**PROVIDED PASSAGE**:
========
Discovery of animal communication syntax of some birds. The case of Parus minor

25, Mar, 2016

        It’s funny how since its very beginning scientific dissemination has tried to adapt what we discovered about animal behavior to human behavior patterns that we were much more familiar with. And animal communication is one of the favorite subjects of many science communicators who humanize animal behaviours. Thus we have traditionally thought that dogs “talk” to each other when they bark.

       The reality seems to be much more complex than this. Strictly speaking it was considered that the syntax, the way to put words or sounds in correct order to encode a message, was an unique and distinctive quality of human beings, even some thinkers as E. Coseriu described the human being as “speaker being, Moreover, THE being who speaks” ruling that “human being  is the only being who speaks”. Is it possible that being in front of such diversity we are communicatively so alone?

     The fact that we can bring order to the words or sounds transforms a sequence of sounds in a codified message that the receiver understands. If there were no that order in sounds, the reign of the arbitrariness of the sign would prevent the existence of messages. Let’s say then that the complex messages endowed with significance depend on the existence of syntax or sound order.

      In primates and some birds specific sounds encoded meanings were known, but lacked of sequence or order, limiting the range of communication possibilities. Recently a group of researchers from Japan, Switzerland and Sweden have discovered for the first time something that seems to be a primitive syntax in a kind of bird, Parus minor. The choice of this specie is due to his wide vocal repertoire, which allows to alter sequences of emissions and to observe the response in the group.
========
(Stored dataset items)
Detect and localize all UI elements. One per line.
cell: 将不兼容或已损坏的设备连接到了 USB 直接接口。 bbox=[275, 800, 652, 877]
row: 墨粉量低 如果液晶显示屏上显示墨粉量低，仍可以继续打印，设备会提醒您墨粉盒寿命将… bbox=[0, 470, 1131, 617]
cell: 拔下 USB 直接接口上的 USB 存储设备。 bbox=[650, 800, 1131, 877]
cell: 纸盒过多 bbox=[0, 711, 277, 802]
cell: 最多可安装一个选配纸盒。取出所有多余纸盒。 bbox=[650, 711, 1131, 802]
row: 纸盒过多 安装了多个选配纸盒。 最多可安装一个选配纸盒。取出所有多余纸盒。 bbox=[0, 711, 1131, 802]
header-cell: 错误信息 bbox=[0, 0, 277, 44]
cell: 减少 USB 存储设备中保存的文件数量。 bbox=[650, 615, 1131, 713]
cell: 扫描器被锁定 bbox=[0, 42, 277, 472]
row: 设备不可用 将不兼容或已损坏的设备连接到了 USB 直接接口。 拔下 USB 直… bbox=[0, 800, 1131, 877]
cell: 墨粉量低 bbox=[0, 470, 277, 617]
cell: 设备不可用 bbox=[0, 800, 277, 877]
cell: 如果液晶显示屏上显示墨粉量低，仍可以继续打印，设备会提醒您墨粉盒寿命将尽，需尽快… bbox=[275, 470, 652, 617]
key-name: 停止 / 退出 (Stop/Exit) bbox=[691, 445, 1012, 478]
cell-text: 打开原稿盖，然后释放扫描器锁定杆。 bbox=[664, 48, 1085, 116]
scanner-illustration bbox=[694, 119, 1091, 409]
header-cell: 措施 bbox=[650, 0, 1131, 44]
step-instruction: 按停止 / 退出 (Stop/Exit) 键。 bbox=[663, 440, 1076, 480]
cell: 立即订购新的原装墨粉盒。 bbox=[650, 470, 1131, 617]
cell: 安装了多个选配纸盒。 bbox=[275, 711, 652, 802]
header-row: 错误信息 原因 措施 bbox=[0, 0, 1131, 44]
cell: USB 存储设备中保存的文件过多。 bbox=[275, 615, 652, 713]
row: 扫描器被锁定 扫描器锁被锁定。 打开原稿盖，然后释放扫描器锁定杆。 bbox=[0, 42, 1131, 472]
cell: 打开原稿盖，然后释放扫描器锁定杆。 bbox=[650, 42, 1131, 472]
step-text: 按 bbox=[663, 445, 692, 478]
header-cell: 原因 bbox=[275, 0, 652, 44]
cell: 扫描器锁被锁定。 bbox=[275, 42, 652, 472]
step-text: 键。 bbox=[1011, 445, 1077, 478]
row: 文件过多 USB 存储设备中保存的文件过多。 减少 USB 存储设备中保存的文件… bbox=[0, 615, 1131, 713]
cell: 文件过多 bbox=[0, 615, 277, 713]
========
**THE PROBLEM**: From the bird syntax article, reproduce verbatim the part that opens with the words containing "25, Mar, 2016" and closes with "communicatively so alone?". You can leave the rows aside, since none of them is needed here.

**WRITTEN RESPONSE**:
25, Mar, 2016

        It’s funny how since its very beginning scientific dissemination has tried to adapt what we discovered about animal behavior to human behavior patterns that we were much more familiar with. And animal communication is one of the favorite subjects of many science communicators who humanize animal behaviours. Thus we have traditionally thought that dogs “talk” to each other when they bark.

       The reality seems to be much more complex than this. Strictly speaking it was considered that the syntax, the way to put words or sounds in correct order to encode a message, was an unique and distinctive quality of human beings, even some thinkers as E. Coseriu described the human being as “speaker being, Moreover, THE being who speaks” ruling that “human being  is the only being who speaks”. Is it possible that being in front of such diversity we are communicatively so alone?